### EXERCISE OBJECTIVE
Search the material for the string "JSON" and copy each line where it occurs.

### RECORDS FOR THIS TASK
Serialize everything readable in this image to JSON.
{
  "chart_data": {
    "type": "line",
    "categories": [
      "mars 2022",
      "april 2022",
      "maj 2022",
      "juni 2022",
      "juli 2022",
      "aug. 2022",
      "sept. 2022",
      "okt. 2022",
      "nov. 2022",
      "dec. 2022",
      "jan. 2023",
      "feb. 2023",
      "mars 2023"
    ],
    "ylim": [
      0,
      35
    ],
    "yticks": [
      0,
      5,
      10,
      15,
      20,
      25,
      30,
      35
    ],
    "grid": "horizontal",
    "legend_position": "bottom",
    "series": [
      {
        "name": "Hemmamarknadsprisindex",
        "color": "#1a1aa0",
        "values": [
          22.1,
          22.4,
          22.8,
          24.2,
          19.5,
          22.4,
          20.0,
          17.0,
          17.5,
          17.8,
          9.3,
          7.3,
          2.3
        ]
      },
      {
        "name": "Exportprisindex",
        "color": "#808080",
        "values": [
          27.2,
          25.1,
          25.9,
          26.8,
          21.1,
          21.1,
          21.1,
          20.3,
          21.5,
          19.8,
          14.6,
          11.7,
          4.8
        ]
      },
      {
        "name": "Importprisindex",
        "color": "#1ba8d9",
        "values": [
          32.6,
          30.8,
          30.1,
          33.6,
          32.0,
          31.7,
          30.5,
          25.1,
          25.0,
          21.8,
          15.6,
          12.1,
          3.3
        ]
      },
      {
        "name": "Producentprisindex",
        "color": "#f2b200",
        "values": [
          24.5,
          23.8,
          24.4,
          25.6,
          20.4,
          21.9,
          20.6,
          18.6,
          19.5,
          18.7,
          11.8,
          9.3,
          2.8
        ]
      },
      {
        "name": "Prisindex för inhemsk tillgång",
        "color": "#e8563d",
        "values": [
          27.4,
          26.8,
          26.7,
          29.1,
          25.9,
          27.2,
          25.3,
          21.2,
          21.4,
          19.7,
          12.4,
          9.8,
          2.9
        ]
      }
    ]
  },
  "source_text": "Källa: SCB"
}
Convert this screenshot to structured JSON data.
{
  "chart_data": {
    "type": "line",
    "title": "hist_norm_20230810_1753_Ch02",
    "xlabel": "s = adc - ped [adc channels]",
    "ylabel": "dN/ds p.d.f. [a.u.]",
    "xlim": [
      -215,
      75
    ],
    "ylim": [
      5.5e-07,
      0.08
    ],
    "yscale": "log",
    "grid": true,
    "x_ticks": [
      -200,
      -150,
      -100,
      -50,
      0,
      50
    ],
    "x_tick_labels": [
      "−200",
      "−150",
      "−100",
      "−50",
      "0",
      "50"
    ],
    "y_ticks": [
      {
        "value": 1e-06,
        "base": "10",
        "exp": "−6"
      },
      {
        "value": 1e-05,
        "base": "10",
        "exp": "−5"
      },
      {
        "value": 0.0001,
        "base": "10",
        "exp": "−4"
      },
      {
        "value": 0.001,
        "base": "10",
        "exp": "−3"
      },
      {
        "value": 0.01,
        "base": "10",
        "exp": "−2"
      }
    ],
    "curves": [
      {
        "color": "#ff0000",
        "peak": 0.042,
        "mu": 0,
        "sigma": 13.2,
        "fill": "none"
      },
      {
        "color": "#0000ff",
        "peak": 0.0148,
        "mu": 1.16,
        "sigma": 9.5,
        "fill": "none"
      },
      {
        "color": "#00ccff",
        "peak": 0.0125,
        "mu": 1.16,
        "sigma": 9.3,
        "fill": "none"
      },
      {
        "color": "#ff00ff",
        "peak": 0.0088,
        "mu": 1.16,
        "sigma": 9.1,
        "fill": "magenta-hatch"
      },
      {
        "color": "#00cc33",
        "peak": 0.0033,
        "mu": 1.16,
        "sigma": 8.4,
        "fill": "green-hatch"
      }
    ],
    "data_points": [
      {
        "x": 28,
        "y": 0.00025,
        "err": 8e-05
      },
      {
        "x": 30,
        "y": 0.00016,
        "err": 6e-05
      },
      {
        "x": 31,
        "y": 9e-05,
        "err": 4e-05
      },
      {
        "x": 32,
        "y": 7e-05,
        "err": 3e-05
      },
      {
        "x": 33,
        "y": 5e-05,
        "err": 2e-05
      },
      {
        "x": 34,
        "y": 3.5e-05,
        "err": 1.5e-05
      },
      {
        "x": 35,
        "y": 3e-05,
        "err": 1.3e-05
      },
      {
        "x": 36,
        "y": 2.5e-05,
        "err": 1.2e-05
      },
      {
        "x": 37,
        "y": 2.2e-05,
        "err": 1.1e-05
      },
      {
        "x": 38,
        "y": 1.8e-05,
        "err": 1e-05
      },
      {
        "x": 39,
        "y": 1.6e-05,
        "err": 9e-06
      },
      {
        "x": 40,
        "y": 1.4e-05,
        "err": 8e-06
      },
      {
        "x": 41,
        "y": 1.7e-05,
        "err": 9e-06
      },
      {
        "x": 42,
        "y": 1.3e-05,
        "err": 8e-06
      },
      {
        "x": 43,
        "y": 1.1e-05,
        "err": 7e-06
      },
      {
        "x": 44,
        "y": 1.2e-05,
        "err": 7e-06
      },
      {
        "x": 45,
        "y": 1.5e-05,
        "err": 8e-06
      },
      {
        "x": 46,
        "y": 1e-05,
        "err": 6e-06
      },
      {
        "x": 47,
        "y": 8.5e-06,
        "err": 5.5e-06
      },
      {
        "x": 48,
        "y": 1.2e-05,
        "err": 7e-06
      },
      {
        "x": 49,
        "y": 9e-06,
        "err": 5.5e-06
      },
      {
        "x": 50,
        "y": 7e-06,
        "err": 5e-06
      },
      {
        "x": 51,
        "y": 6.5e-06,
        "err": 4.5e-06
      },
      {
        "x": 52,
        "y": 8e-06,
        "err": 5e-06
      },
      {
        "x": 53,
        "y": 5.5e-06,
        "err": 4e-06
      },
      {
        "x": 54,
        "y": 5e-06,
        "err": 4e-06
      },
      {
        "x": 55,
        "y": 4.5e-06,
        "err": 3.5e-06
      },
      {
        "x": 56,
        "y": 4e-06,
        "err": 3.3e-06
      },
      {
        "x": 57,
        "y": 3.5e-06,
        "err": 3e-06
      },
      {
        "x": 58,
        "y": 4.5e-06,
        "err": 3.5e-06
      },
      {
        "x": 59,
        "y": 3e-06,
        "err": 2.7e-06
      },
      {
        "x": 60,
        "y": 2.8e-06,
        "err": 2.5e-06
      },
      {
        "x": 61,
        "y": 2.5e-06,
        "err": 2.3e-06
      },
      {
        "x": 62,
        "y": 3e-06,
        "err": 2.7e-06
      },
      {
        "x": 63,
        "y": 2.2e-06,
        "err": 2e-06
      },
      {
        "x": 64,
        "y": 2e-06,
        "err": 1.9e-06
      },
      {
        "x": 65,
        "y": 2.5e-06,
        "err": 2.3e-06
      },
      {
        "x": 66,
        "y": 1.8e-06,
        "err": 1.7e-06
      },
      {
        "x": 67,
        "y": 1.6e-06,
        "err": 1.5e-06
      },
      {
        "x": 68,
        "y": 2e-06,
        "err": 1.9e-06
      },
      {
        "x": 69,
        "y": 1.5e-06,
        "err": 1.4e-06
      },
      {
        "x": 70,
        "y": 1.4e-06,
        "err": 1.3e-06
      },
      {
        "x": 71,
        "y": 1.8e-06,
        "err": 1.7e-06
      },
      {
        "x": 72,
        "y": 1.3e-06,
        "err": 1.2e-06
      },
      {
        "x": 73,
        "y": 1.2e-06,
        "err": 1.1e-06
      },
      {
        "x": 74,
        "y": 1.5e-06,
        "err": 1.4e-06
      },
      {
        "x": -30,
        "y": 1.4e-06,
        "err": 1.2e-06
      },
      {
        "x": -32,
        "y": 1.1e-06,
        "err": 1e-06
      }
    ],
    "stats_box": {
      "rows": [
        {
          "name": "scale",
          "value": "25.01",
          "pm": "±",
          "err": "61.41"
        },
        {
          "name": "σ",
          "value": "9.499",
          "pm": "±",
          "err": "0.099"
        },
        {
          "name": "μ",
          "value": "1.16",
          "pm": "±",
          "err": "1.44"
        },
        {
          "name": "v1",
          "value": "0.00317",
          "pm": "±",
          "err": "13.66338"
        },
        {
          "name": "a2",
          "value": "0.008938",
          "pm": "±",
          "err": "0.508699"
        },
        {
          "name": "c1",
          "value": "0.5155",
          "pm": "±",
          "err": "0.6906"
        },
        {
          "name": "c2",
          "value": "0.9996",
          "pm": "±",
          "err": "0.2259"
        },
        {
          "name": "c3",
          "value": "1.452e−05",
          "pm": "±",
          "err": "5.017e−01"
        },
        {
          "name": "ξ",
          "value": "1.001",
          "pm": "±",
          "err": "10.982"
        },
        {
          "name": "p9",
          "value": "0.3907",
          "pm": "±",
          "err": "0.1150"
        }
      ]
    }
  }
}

### EXERCISE RESPONSE
Serialize everything readable in this image to JSON.
Convert this screenshot to structured JSON data.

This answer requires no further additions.